WHAT YOU HAVE TO DO - Whenever a line below holds the word "name", copy that line.

/---

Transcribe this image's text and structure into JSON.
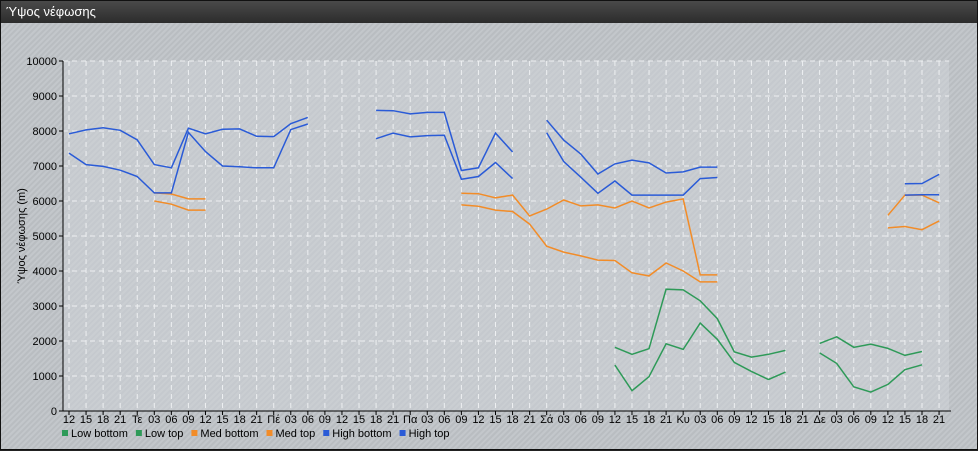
{
  "window": {
    "title": "Ύψος νέφωσης"
  },
  "chart_data": {
    "type": "line",
    "title": "",
    "xlabel": "",
    "ylabel": "Ύψος νέφωσης (m)",
    "ylim": [
      0,
      10000
    ],
    "yticks": [
      0,
      1000,
      2000,
      3000,
      4000,
      5000,
      6000,
      7000,
      8000,
      9000,
      10000
    ],
    "grid": true,
    "legend_position": "bottom-left",
    "x": [
      "12",
      "15",
      "18",
      "21",
      "Τε",
      "03",
      "06",
      "09",
      "12",
      "15",
      "18",
      "21",
      "Πέ",
      "03",
      "06",
      "09",
      "12",
      "15",
      "18",
      "21",
      "Πα",
      "03",
      "06",
      "09",
      "12",
      "15",
      "18",
      "21",
      "Σά",
      "03",
      "06",
      "09",
      "12",
      "15",
      "18",
      "21",
      "Κυ",
      "03",
      "06",
      "09",
      "12",
      "15",
      "18",
      "21",
      "Δε",
      "03",
      "06",
      "09",
      "12",
      "15",
      "18",
      "21"
    ],
    "series": [
      {
        "name": "Low bottom",
        "color": "#2e9a58",
        "values": [
          null,
          null,
          null,
          null,
          null,
          null,
          null,
          null,
          null,
          null,
          null,
          null,
          null,
          null,
          null,
          null,
          null,
          null,
          null,
          null,
          null,
          null,
          null,
          null,
          null,
          null,
          null,
          null,
          null,
          null,
          null,
          null,
          1310,
          580,
          980,
          1920,
          1760,
          2510,
          2050,
          1390,
          1130,
          900,
          1110,
          null,
          1660,
          1360,
          690,
          540,
          760,
          1180,
          1320,
          null
        ]
      },
      {
        "name": "Low top",
        "color": "#2e9a58",
        "values": [
          null,
          null,
          null,
          null,
          null,
          null,
          null,
          null,
          null,
          null,
          null,
          null,
          null,
          null,
          null,
          null,
          null,
          null,
          null,
          null,
          null,
          null,
          null,
          null,
          null,
          null,
          null,
          null,
          null,
          null,
          null,
          null,
          1820,
          1620,
          1780,
          3480,
          3460,
          3150,
          2640,
          1690,
          1540,
          1620,
          1730,
          null,
          1930,
          2120,
          1820,
          1910,
          1790,
          1590,
          1700,
          null
        ]
      },
      {
        "name": "Med bottom",
        "color": "#f28c28",
        "values": [
          null,
          null,
          null,
          null,
          null,
          6000,
          5910,
          5740,
          5740,
          null,
          null,
          null,
          null,
          null,
          null,
          null,
          null,
          null,
          null,
          null,
          null,
          null,
          null,
          5890,
          5850,
          5740,
          5700,
          5340,
          4710,
          4540,
          4430,
          4310,
          4300,
          3950,
          3860,
          4230,
          4000,
          3690,
          3690,
          null,
          null,
          null,
          null,
          null,
          null,
          null,
          null,
          null,
          5230,
          5270,
          5180,
          5430
        ]
      },
      {
        "name": "Med top",
        "color": "#f28c28",
        "values": [
          null,
          null,
          null,
          null,
          null,
          6230,
          6200,
          6060,
          6060,
          null,
          null,
          null,
          null,
          null,
          null,
          null,
          null,
          null,
          null,
          null,
          null,
          null,
          null,
          6220,
          6210,
          6090,
          6170,
          5570,
          5770,
          6030,
          5860,
          5890,
          5800,
          6000,
          5800,
          5970,
          6060,
          3890,
          3890,
          null,
          null,
          null,
          null,
          null,
          null,
          null,
          null,
          null,
          5590,
          6170,
          6170,
          5950
        ]
      },
      {
        "name": "High bottom",
        "color": "#2a5bd7",
        "values": [
          7370,
          7040,
          6990,
          6880,
          6700,
          6230,
          6230,
          7960,
          7410,
          7000,
          6980,
          6950,
          6950,
          8040,
          8200,
          null,
          null,
          null,
          7780,
          7940,
          7830,
          7870,
          7880,
          6620,
          6700,
          7100,
          6640,
          null,
          7950,
          7130,
          6680,
          6220,
          6570,
          6170,
          6170,
          6170,
          6170,
          6640,
          6670,
          null,
          null,
          null,
          null,
          null,
          null,
          null,
          null,
          null,
          null,
          6170,
          6180,
          6180
        ]
      },
      {
        "name": "High top",
        "color": "#2a5bd7",
        "values": [
          7920,
          8030,
          8090,
          8020,
          7750,
          7040,
          6950,
          8080,
          7920,
          8050,
          8060,
          7850,
          7840,
          8210,
          8390,
          null,
          null,
          null,
          8590,
          8580,
          8490,
          8530,
          8530,
          6870,
          6950,
          7940,
          7400,
          null,
          8310,
          7740,
          7340,
          6770,
          7060,
          7170,
          7090,
          6800,
          6830,
          6970,
          6970,
          null,
          null,
          null,
          null,
          null,
          null,
          null,
          null,
          null,
          null,
          6490,
          6500,
          6760
        ]
      }
    ]
  }
}
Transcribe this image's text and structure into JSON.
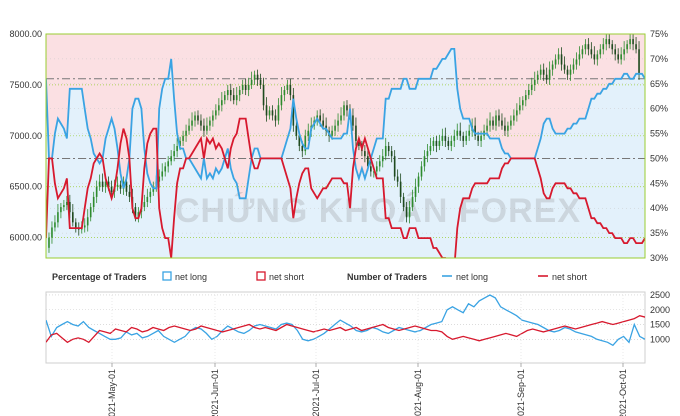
{
  "chart_data": [
    {
      "type": "line",
      "panel": "price",
      "ylim": [
        5800,
        8000
      ],
      "y_ticks": [
        "6000.00",
        "6500.00",
        "7000.00",
        "7500.00",
        "8000.00"
      ],
      "y_tick_values": [
        6000,
        6500,
        7000,
        7500,
        8000
      ],
      "y2lim": [
        30,
        75
      ],
      "y2_ticks": [
        "30%",
        "35%",
        "40%",
        "45%",
        "50%",
        "55%",
        "60%",
        "65%",
        "70%",
        "75%"
      ],
      "y2_tick_values": [
        30,
        35,
        40,
        45,
        50,
        55,
        60,
        65,
        70,
        75
      ],
      "reference_lines_percent": [
        50,
        66
      ],
      "series": [
        {
          "name": "net long",
          "color": "#3aa3e3",
          "values": [
            66,
            50,
            50,
            55,
            58,
            57,
            56,
            54,
            64,
            64,
            64,
            64,
            64,
            60,
            56,
            54,
            51,
            50,
            49,
            50,
            54,
            56,
            58,
            56,
            52,
            47,
            44,
            46,
            50,
            60,
            62,
            62,
            60,
            52,
            47,
            45,
            44,
            44,
            60,
            64,
            66,
            66,
            70,
            62,
            55,
            52,
            52,
            50,
            50,
            49,
            48,
            47,
            46,
            50,
            46,
            47,
            46,
            48,
            47,
            48,
            50,
            52,
            48,
            46,
            45,
            42,
            42,
            42,
            46,
            50,
            52,
            52,
            50,
            50,
            50,
            50,
            50,
            50,
            50,
            50,
            52,
            54,
            56,
            62,
            58,
            55,
            53,
            52,
            52,
            56,
            57,
            58,
            57,
            56,
            56,
            55,
            54,
            54,
            54,
            54,
            55,
            55,
            60,
            52,
            48,
            46,
            48,
            46,
            48,
            50,
            52,
            54,
            54,
            54,
            62,
            62,
            64,
            64,
            64,
            64,
            66,
            66,
            64,
            64,
            64,
            66,
            66,
            66,
            66,
            66,
            68,
            68,
            69,
            70,
            70,
            71,
            72,
            72,
            64,
            60,
            58,
            58,
            58,
            56,
            55,
            55,
            55,
            55,
            55,
            54,
            54,
            54,
            54,
            52,
            51,
            51,
            50,
            50,
            50,
            50,
            50,
            50,
            50,
            50,
            50,
            52,
            54,
            57,
            58,
            58,
            56,
            55,
            55,
            55,
            55,
            56,
            56,
            57,
            57,
            58,
            58,
            58,
            60,
            62,
            62,
            63,
            63,
            64,
            64,
            65,
            65,
            66,
            66,
            66,
            67,
            67,
            66,
            66,
            67,
            67,
            67,
            66
          ]
        },
        {
          "name": "net short",
          "color": "#d7192e",
          "values": [
            34,
            50,
            50,
            45,
            42,
            43,
            44,
            46,
            36,
            36,
            36,
            36,
            36,
            40,
            44,
            46,
            49,
            50,
            51,
            50,
            46,
            44,
            42,
            44,
            48,
            53,
            56,
            54,
            50,
            40,
            38,
            38,
            40,
            48,
            53,
            55,
            56,
            56,
            40,
            36,
            34,
            34,
            30,
            38,
            45,
            48,
            48,
            50,
            50,
            51,
            52,
            53,
            54,
            50,
            54,
            53,
            54,
            52,
            53,
            52,
            50,
            48,
            52,
            54,
            55,
            58,
            58,
            58,
            54,
            50,
            48,
            48,
            50,
            50,
            50,
            50,
            50,
            50,
            50,
            50,
            48,
            46,
            44,
            38,
            42,
            45,
            47,
            48,
            48,
            44,
            43,
            42,
            43,
            44,
            44,
            45,
            46,
            46,
            46,
            46,
            45,
            45,
            40,
            48,
            52,
            54,
            52,
            54,
            52,
            50,
            48,
            46,
            46,
            46,
            38,
            38,
            36,
            36,
            36,
            36,
            34,
            34,
            36,
            36,
            36,
            34,
            34,
            34,
            34,
            34,
            32,
            32,
            31,
            30,
            30,
            29,
            28,
            28,
            36,
            40,
            42,
            42,
            42,
            44,
            45,
            45,
            45,
            45,
            45,
            46,
            46,
            46,
            46,
            48,
            49,
            49,
            50,
            50,
            50,
            50,
            50,
            50,
            50,
            50,
            50,
            48,
            46,
            43,
            42,
            42,
            44,
            45,
            45,
            45,
            45,
            44,
            44,
            43,
            43,
            42,
            42,
            42,
            40,
            38,
            38,
            37,
            37,
            36,
            36,
            35,
            35,
            34,
            34,
            34,
            33,
            33,
            34,
            34,
            33,
            33,
            33,
            34
          ]
        },
        {
          "name": "price",
          "color": "#2e8b2e",
          "values": [
            5900,
            6000,
            6100,
            6150,
            6250,
            6300,
            6320,
            6350,
            6250,
            6150,
            6100,
            6080,
            6100,
            6120,
            6200,
            6300,
            6400,
            6500,
            6550,
            6500,
            6550,
            6500,
            6450,
            6500,
            6520,
            6480,
            6550,
            6450,
            6400,
            6300,
            6200,
            6250,
            6300,
            6350,
            6400,
            6450,
            6500,
            6550,
            6600,
            6650,
            6700,
            6750,
            6800,
            6850,
            6900,
            6950,
            7000,
            7050,
            7100,
            7150,
            7200,
            7150,
            7100,
            7050,
            7100,
            7150,
            7200,
            7250,
            7300,
            7350,
            7400,
            7450,
            7400,
            7350,
            7400,
            7450,
            7500,
            7450,
            7500,
            7550,
            7600,
            7550,
            7500,
            7300,
            7200,
            7250,
            7200,
            7150,
            7300,
            7400,
            7450,
            7500,
            7400,
            7100,
            7000,
            6900,
            6850,
            7000,
            7050,
            7100,
            7150,
            7200,
            7150,
            7100,
            7050,
            7000,
            7050,
            7100,
            7150,
            7200,
            7300,
            7250,
            7200,
            7100,
            6950,
            6900,
            6850,
            6800,
            6700,
            6650,
            6650,
            6700,
            6750,
            6800,
            6900,
            6850,
            6800,
            6600,
            6550,
            6400,
            6300,
            6200,
            6300,
            6400,
            6500,
            6600,
            6700,
            6800,
            6850,
            6900,
            6950,
            6900,
            6950,
            7000,
            6950,
            6900,
            6950,
            7000,
            7050,
            7000,
            6950,
            7000,
            7050,
            7100,
            7000,
            6950,
            7000,
            7050,
            7100,
            7150,
            7100,
            7200,
            7150,
            7100,
            7050,
            7100,
            7150,
            7200,
            7250,
            7300,
            7350,
            7400,
            7450,
            7500,
            7550,
            7600,
            7650,
            7600,
            7550,
            7650,
            7700,
            7750,
            7800,
            7700,
            7650,
            7600,
            7650,
            7700,
            7750,
            7800,
            7850,
            7900,
            7850,
            7800,
            7750,
            7800,
            7850,
            7900,
            7950,
            7900,
            7850,
            7800,
            7750,
            7800,
            7850,
            7900,
            7950,
            7900,
            7850,
            7600
          ]
        }
      ]
    },
    {
      "type": "line",
      "panel": "traders",
      "ylim": [
        200,
        2600
      ],
      "y_ticks": [
        "1000",
        "1500",
        "2000",
        "2500"
      ],
      "y_tick_values": [
        1000,
        1500,
        2000,
        2500
      ],
      "x_ticks": [
        "2021-May-01",
        "2021-Jun-01",
        "2021-Jul-01",
        "2021-Aug-01",
        "2021-Sep-01",
        "2021-Oct-01"
      ],
      "series": [
        {
          "name": "net long",
          "color": "#3aa3e3",
          "values": [
            1650,
            1100,
            1400,
            1500,
            1600,
            1500,
            1450,
            1600,
            1400,
            1300,
            1200,
            1100,
            1000,
            1000,
            1050,
            1250,
            1150,
            1200,
            1050,
            1100,
            1200,
            1300,
            1100,
            1000,
            900,
            1000,
            1100,
            1300,
            1400,
            1350,
            1200,
            1000,
            1100,
            1300,
            1450,
            1350,
            1250,
            1200,
            1300,
            1450,
            1500,
            1450,
            1400,
            1350,
            1500,
            1550,
            1500,
            1300,
            1000,
            950,
            1000,
            1100,
            1200,
            1350,
            1500,
            1650,
            1550,
            1450,
            1300,
            1250,
            1300,
            1400,
            1350,
            1250,
            1200,
            1300,
            1400,
            1350,
            1300,
            1250,
            1300,
            1400,
            1500,
            1550,
            1600,
            2000,
            2100,
            2000,
            1900,
            2200,
            2100,
            2300,
            2400,
            2500,
            2400,
            2100,
            2000,
            1900,
            1800,
            1650,
            1600,
            1550,
            1500,
            1400,
            1300,
            1250,
            1300,
            1400,
            1350,
            1250,
            1200,
            1150,
            1100,
            1000,
            950,
            900,
            800,
            1000,
            1100,
            900,
            1500,
            1100,
            1000
          ]
        },
        {
          "name": "net short",
          "color": "#d7192e",
          "values": [
            900,
            1150,
            1200,
            1050,
            900,
            1000,
            1050,
            1000,
            900,
            1100,
            1300,
            1250,
            1200,
            1350,
            1300,
            1250,
            1400,
            1350,
            1250,
            1300,
            1400,
            1350,
            1300,
            1400,
            1450,
            1400,
            1350,
            1300,
            1350,
            1450,
            1400,
            1350,
            1300,
            1250,
            1300,
            1350,
            1400,
            1450,
            1500,
            1400,
            1350,
            1400,
            1350,
            1300,
            1400,
            1500,
            1450,
            1400,
            1350,
            1300,
            1250,
            1300,
            1350,
            1300,
            1350,
            1400,
            1300,
            1350,
            1400,
            1300,
            1350,
            1400,
            1450,
            1500,
            1400,
            1350,
            1300,
            1350,
            1400,
            1450,
            1400,
            1350,
            1300,
            1300,
            1250,
            1100,
            1000,
            1050,
            1100,
            1050,
            1000,
            950,
            1000,
            1050,
            1100,
            1150,
            1200,
            1150,
            1100,
            1200,
            1300,
            1350,
            1300,
            1250,
            1300,
            1350,
            1400,
            1450,
            1400,
            1350,
            1400,
            1450,
            1500,
            1550,
            1600,
            1550,
            1500,
            1550,
            1600,
            1650,
            1700,
            1800,
            1750,
            1600
          ]
        }
      ]
    }
  ],
  "legend": {
    "percentage_title": "Percentage of Traders",
    "number_title": "Number of Traders",
    "net_long": "net long",
    "net_short": "net short"
  },
  "watermark": "CHỨNG KHOÁN FOREX",
  "colors": {
    "long": "#3aa3e3",
    "short": "#d7192e",
    "price": "#2e8b2e",
    "long_fill": "#e3f1fb",
    "short_fill": "#fbe0e3"
  }
}
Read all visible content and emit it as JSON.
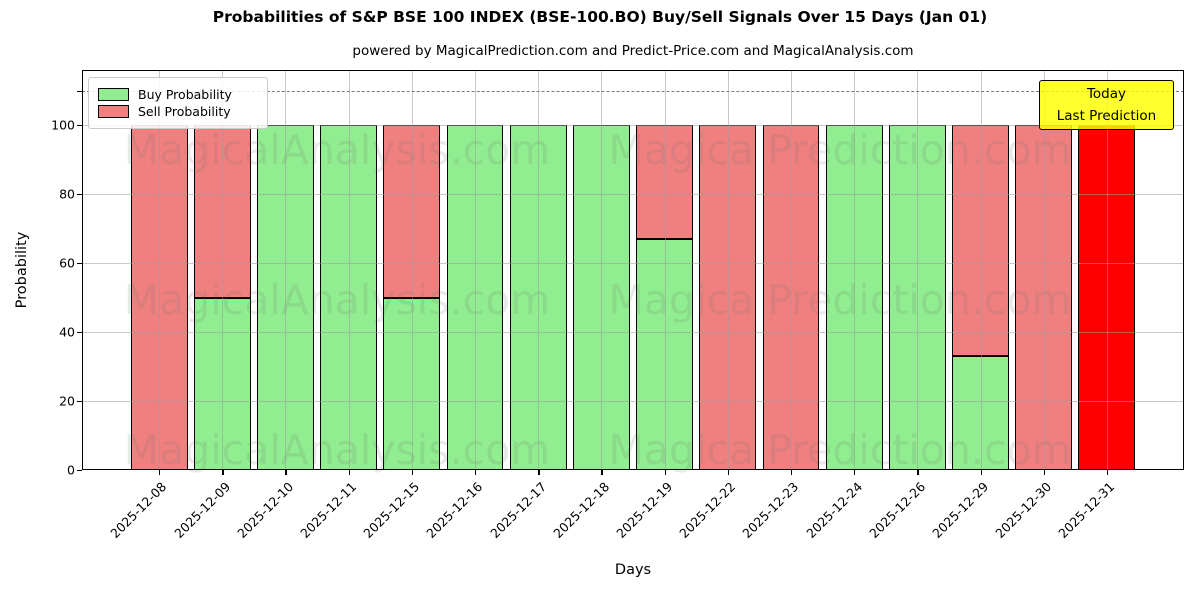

\---

SOLUTION TO THIS PROBLEM -
        "name": "Low bottom",
        "name": "Low top",
        "name": "Med bottom",
        "name": "Med top",
        "name": "High bottom",
        "name": "High top",
          "name": "net long",
          "name": "net short",
          "name": "price",
          "name": "net long",
          "name": "net short",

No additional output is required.